* What is required
Beneath this task is a listing; retype all of it exactly.

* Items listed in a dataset
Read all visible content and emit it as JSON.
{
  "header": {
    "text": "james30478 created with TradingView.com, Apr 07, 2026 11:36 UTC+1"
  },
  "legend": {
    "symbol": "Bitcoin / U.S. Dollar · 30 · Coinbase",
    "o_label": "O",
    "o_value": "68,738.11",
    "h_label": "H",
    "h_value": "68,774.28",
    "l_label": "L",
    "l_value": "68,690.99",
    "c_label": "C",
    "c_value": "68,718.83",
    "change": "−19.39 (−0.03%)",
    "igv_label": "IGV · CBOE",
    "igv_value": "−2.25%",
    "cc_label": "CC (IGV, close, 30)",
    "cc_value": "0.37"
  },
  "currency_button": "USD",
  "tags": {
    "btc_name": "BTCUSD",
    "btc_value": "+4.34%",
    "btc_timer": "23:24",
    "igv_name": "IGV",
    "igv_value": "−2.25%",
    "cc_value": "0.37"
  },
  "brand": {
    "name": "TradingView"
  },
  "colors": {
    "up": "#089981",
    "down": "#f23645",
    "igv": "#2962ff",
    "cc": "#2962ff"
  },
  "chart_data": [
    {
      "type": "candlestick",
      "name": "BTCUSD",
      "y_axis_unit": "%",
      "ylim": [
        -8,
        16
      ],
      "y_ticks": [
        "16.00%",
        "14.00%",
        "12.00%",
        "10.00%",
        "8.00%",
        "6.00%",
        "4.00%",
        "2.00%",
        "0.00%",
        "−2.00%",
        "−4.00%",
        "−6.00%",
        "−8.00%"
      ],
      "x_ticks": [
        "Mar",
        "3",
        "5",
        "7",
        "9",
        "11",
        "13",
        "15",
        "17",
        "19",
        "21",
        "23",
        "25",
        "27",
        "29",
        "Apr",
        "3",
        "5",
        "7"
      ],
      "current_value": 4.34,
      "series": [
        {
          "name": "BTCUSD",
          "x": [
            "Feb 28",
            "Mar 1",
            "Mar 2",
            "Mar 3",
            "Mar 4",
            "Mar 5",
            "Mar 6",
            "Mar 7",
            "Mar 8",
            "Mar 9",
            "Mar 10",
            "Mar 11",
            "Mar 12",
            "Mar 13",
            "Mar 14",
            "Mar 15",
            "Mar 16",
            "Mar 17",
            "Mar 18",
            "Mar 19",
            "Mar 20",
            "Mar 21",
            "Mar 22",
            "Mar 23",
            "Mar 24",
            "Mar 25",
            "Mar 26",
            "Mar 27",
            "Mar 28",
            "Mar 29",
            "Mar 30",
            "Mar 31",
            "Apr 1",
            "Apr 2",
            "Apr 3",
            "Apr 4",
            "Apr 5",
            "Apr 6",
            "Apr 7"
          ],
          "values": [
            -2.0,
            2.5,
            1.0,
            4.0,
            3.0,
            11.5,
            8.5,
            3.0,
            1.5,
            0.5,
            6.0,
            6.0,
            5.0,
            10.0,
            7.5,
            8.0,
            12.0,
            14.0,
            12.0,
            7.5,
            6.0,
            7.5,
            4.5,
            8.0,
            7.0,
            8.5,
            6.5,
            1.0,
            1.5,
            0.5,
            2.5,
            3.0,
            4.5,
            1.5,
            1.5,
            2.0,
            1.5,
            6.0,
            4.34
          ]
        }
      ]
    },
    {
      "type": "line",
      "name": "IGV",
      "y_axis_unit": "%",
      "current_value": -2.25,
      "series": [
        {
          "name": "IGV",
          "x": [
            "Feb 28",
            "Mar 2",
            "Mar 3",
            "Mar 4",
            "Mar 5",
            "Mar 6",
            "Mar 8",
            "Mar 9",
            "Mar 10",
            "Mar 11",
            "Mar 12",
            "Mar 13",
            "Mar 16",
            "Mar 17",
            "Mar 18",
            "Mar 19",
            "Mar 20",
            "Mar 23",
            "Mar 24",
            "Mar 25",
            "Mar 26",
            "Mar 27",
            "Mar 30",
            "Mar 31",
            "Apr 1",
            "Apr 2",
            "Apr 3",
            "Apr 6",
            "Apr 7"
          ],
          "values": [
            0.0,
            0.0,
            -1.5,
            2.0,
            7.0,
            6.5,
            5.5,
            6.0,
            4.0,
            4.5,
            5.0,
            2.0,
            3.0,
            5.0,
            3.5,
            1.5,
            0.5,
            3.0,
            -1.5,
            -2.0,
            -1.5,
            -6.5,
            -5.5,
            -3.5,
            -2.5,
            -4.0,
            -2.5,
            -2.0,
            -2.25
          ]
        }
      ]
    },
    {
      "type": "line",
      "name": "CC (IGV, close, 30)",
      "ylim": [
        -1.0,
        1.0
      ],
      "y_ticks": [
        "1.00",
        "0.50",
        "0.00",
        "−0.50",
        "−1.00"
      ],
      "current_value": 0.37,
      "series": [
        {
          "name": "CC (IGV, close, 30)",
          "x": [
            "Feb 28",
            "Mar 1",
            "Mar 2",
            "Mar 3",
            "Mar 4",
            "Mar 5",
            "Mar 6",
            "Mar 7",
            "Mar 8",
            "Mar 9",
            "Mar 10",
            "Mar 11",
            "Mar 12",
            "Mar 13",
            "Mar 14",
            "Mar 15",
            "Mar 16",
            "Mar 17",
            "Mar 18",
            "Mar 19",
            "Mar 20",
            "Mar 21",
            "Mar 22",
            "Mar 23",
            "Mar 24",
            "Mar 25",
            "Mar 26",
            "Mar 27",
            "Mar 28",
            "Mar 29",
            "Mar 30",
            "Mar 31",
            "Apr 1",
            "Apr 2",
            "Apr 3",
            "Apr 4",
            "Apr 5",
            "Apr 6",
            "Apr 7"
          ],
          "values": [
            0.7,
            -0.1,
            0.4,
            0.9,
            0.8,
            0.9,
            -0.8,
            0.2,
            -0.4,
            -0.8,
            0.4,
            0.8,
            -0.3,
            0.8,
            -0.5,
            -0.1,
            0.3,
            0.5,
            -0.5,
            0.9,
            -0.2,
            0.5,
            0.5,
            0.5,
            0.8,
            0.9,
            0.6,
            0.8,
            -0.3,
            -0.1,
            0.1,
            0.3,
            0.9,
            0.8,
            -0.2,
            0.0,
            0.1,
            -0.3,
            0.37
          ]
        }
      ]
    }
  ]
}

* Solution to this task
Read all visible content and emit it as JSON.
{
  "header": {
    "text": "james30478 created with TradingView.com, Apr 07, 2026 11:36 UTC+1"
  },
  "legend": {
    "symbol": "Bitcoin / U.S. Dollar · 30 · Coinbase",
    "o_label": "O",
    "o_value": "68,738.11",
    "h_label": "H",
    "h_value": "68,774.28",
    "l_label": "L",
    "l_value": "68,690.99",
    "c_label": "C",
    "c_value": "68,718.83",
    "change": "−19.39 (−0.03%)",
    "igv_label": "IGV · CBOE",
    "igv_value": "−2.25%",
    "cc_label": "CC (IGV, close, 30)",
    "cc_value": "0.37"
  },
  "currency_button": "USD",
  "tags": {
    "btc_name": "BTCUSD",
    "btc_value": "+4.34%",
    "btc_timer": "23:24",
    "igv_name": "IGV",
    "igv_value": "−2.25%",
    "cc_value": "0.37"
  },
  "brand": {
    "name": "TradingView"
  },
  "colors": {
    "up": "#089981",
    "down": "#f23645",
    "igv": "#2962ff",
    "cc": "#2962ff"
  },
  "chart_data": [
    {
      "type": "candlestick",
      "name": "BTCUSD",
      "y_axis_unit": "%",
      "ylim": [
        -8,
        16
      ],
      "y_ticks": [
        "16.00%",
        "14.00%",
        "12.00%",
        "10.00%",
        "8.00%",
        "6.00%",
        "4.00%",
        "2.00%",
        "0.00%",
        "−2.00%",
        "−4.00%",
        "−6.00%",
        "−8.00%"
      ],
      "x_ticks": [
        "Mar",
        "3",
        "5",
        "7",
        "9",
        "11",
        "13",
        "15",
        "17",
        "19",
        "21",
        "23",
        "25",
        "27",
        "29",
        "Apr",
        "3",
        "5",
        "7"
      ],
      "current_value": 4.34,
      "series": [
        {
          "name": "BTCUSD",
          "x": [
            "Feb 28",
            "Mar 1",
            "Mar 2",
            "Mar 3",
            "Mar 4",
            "Mar 5",
            "Mar 6",
            "Mar 7",
            "Mar 8",
            "Mar 9",
            "Mar 10",
            "Mar 11",
            "Mar 12",
            "Mar 13",
            "Mar 14",
            "Mar 15",
            "Mar 16",
            "Mar 17",
            "Mar 18",
            "Mar 19",
            "Mar 20",
            "Mar 21",
            "Mar 22",
            "Mar 23",
            "Mar 24",
            "Mar 25",
            "Mar 26",
            "Mar 27",
            "Mar 28",
            "Mar 29",
            "Mar 30",
            "Mar 31",
            "Apr 1",
            "Apr 2",
            "Apr 3",
            "Apr 4",
            "Apr 5",
            "Apr 6",
            "Apr 7"
          ],
          "values": [
            -2.0,
            2.5,
            1.0,
            4.0,
            3.0,
            11.5,
            8.5,
            3.0,
            1.5,
            0.5,
            6.0,
            6.0,
            5.0,
            10.0,
            7.5,
            8.0,
            12.0,
            14.0,
            12.0,
            7.5,
            6.0,
            7.5,
            4.5,
            8.0,
            7.0,
            8.5,
            6.5,
            1.0,
            1.5,
            0.5,
            2.5,
            3.0,
            4.5,
            1.5,
            1.5,
            2.0,
            1.5,
            6.0,
            4.34
          ]
        }
      ]
    },
    {
      "type": "line",
      "name": "IGV",
      "y_axis_unit": "%",
      "current_value": -2.25,
      "series": [
        {
          "name": "IGV",
          "x": [
            "Feb 28",
            "Mar 2",
            "Mar 3",
            "Mar 4",
            "Mar 5",
            "Mar 6",
            "Mar 8",
            "Mar 9",
            "Mar 10",
            "Mar 11",
            "Mar 12",
            "Mar 13",
            "Mar 16",
            "Mar 17",
            "Mar 18",
            "Mar 19",
            "Mar 20",
            "Mar 23",
            "Mar 24",
            "Mar 25",
            "Mar 26",
            "Mar 27",
            "Mar 30",
            "Mar 31",
            "Apr 1",
            "Apr 2",
            "Apr 3",
            "Apr 6",
            "Apr 7"
          ],
          "values": [
            0.0,
            0.0,
            -1.5,
            2.0,
            7.0,
            6.5,
            5.5,
            6.0,
            4.0,
            4.5,
            5.0,
            2.0,
            3.0,
            5.0,
            3.5,
            1.5,
            0.5,
            3.0,
            -1.5,
            -2.0,
            -1.5,
            -6.5,
            -5.5,
            -3.5,
            -2.5,
            -4.0,
            -2.5,
            -2.0,
            -2.25
          ]
        }
      ]
    },
    {
      "type": "line",
      "name": "CC (IGV, close, 30)",
      "ylim": [
        -1.0,
        1.0
      ],
      "y_ticks": [
        "1.00",
        "0.50",
        "0.00",
        "−0.50",
        "−1.00"
      ],
      "current_value": 0.37,
      "series": [
        {
          "name": "CC (IGV, close, 30)",
          "x": [
            "Feb 28",
            "Mar 1",
            "Mar 2",
            "Mar 3",
            "Mar 4",
            "Mar 5",
            "Mar 6",
            "Mar 7",
            "Mar 8",
            "Mar 9",
            "Mar 10",
            "Mar 11",
            "Mar 12",
            "Mar 13",
            "Mar 14",
            "Mar 15",
            "Mar 16",
            "Mar 17",
            "Mar 18",
            "Mar 19",
            "Mar 20",
            "Mar 21",
            "Mar 22",
            "Mar 23",
            "Mar 24",
            "Mar 25",
            "Mar 26",
            "Mar 27",
            "Mar 28",
            "Mar 29",
            "Mar 30",
            "Mar 31",
            "Apr 1",
            "Apr 2",
            "Apr 3",
            "Apr 4",
            "Apr 5",
            "Apr 6",
            "Apr 7"
          ],
          "values": [
            0.7,
            -0.1,
            0.4,
            0.9,
            0.8,
            0.9,
            -0.8,
            0.2,
            -0.4,
            -0.8,
            0.4,
            0.8,
            -0.3,
            0.8,
            -0.5,
            -0.1,
            0.3,
            0.5,
            -0.5,
            0.9,
            -0.2,
            0.5,
            0.5,
            0.5,
            0.8,
            0.9,
            0.6,
            0.8,
            -0.3,
            -0.1,
            0.1,
            0.3,
            0.9,
            0.8,
            -0.2,
            0.0,
            0.1,
            -0.3,
            0.37
          ]
        }
      ]
    }
  ]
}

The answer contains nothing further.